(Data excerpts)
====

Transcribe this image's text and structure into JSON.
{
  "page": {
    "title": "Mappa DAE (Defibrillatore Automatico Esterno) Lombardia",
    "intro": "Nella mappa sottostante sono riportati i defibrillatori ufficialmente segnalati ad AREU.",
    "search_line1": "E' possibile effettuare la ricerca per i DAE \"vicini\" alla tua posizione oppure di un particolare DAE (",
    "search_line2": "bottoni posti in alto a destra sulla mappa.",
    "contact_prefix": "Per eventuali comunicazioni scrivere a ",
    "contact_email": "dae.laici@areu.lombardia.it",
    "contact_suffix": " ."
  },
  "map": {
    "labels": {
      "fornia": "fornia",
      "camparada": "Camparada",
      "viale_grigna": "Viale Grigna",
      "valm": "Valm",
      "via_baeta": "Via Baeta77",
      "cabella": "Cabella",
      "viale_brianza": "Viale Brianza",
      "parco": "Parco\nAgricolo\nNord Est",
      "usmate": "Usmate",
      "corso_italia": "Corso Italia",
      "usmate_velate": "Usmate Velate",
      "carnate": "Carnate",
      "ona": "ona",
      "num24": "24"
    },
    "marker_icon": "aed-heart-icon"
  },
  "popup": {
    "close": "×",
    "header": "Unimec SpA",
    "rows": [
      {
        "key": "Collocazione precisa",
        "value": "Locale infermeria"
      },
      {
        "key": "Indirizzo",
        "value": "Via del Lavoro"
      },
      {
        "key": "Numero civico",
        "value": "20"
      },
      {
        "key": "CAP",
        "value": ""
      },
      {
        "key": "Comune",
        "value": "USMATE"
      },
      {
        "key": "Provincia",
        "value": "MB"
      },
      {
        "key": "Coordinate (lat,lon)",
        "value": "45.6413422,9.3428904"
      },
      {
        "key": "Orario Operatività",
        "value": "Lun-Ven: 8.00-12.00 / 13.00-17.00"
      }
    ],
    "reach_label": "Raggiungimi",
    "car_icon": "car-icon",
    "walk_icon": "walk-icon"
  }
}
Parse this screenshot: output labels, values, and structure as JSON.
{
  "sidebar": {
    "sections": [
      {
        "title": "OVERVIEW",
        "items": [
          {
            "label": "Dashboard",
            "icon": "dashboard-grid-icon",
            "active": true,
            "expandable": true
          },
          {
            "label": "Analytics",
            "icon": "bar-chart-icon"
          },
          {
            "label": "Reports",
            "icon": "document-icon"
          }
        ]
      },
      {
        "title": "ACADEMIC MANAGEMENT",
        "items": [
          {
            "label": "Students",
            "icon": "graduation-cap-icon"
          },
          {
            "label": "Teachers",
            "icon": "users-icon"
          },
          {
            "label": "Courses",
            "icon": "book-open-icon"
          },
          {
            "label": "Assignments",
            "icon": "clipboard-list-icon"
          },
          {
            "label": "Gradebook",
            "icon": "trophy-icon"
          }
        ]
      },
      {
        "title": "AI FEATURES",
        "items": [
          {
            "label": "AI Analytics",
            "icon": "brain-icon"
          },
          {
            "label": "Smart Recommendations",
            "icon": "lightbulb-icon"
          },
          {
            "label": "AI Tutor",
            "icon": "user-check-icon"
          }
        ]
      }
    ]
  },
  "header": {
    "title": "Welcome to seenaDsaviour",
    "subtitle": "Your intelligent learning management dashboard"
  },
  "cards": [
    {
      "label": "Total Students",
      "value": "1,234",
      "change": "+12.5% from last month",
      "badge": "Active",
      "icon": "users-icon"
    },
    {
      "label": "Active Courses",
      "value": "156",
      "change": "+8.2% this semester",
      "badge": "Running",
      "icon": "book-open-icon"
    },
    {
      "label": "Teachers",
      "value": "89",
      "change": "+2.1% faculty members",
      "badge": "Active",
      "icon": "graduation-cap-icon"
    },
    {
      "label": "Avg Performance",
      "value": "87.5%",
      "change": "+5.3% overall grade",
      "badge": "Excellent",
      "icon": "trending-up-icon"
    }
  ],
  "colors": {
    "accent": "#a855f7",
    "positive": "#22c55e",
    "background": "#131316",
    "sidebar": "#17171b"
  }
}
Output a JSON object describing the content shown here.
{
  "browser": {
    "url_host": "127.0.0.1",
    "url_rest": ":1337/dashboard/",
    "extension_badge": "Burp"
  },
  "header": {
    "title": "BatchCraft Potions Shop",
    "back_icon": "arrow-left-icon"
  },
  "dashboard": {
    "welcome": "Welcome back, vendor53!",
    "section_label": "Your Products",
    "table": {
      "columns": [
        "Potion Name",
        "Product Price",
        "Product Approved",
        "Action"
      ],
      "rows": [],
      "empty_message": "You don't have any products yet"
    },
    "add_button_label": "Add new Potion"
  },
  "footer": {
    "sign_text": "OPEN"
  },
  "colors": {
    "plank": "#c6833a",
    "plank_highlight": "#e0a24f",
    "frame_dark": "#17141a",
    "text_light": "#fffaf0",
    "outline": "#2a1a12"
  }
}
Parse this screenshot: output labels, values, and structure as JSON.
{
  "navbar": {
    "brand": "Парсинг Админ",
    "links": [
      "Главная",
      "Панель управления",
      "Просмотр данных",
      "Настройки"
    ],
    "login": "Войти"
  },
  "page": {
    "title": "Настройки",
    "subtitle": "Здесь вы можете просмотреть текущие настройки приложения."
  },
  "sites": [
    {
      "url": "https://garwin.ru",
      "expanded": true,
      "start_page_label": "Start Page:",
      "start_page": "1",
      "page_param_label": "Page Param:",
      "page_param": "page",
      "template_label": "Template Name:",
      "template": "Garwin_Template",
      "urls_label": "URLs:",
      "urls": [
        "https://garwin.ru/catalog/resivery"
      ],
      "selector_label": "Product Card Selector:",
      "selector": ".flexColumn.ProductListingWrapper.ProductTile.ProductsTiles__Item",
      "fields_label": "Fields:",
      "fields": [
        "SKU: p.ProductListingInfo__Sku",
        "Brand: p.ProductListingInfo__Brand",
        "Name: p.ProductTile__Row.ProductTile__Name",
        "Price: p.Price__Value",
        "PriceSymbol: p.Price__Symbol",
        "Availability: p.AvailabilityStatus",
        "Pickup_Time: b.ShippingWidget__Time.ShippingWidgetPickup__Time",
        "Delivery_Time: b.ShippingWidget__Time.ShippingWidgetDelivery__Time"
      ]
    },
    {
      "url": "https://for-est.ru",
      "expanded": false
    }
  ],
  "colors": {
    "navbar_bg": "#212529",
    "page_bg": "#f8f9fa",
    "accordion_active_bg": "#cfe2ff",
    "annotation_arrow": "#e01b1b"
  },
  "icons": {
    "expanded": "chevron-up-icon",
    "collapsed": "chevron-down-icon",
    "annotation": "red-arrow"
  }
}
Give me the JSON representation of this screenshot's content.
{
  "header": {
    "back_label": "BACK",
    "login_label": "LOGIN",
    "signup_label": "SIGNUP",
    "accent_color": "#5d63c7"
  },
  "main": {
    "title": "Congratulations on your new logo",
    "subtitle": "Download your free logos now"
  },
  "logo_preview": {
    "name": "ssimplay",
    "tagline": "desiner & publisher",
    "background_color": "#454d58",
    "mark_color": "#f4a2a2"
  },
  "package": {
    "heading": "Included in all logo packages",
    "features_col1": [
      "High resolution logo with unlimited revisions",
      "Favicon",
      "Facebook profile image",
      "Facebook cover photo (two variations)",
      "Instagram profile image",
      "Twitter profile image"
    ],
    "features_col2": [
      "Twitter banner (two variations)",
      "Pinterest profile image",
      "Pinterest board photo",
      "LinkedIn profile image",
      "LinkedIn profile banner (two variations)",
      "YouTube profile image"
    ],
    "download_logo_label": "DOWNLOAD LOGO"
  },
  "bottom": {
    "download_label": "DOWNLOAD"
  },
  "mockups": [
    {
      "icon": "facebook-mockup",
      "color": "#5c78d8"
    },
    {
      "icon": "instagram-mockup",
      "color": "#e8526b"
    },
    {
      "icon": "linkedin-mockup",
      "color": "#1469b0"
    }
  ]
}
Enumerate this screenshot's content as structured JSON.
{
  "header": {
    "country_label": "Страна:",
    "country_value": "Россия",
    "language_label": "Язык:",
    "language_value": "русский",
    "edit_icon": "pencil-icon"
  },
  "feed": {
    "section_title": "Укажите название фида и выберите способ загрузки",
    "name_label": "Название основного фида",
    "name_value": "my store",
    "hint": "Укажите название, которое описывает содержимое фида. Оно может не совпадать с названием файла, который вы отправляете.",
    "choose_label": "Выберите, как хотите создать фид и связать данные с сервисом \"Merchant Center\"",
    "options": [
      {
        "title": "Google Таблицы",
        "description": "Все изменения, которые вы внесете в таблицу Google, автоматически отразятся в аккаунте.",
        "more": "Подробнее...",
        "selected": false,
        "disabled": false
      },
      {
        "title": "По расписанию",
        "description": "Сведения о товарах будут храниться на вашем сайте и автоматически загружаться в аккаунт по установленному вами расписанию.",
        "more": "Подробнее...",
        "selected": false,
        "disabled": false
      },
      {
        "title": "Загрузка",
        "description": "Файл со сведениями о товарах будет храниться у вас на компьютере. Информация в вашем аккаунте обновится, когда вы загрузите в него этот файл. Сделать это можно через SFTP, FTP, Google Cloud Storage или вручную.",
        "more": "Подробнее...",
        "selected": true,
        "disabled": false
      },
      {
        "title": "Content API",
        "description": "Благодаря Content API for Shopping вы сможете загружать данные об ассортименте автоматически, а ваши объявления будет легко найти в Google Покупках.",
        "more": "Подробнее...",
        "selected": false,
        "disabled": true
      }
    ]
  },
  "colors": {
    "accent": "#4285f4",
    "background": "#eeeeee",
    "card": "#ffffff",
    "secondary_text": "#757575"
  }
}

====

EXERCISE: Show each line holding the word "true".

TASK OUTPUT:
            "active": true,
            "expandable": true
      "expanded": true,
        "selected": true,
        "disabled": true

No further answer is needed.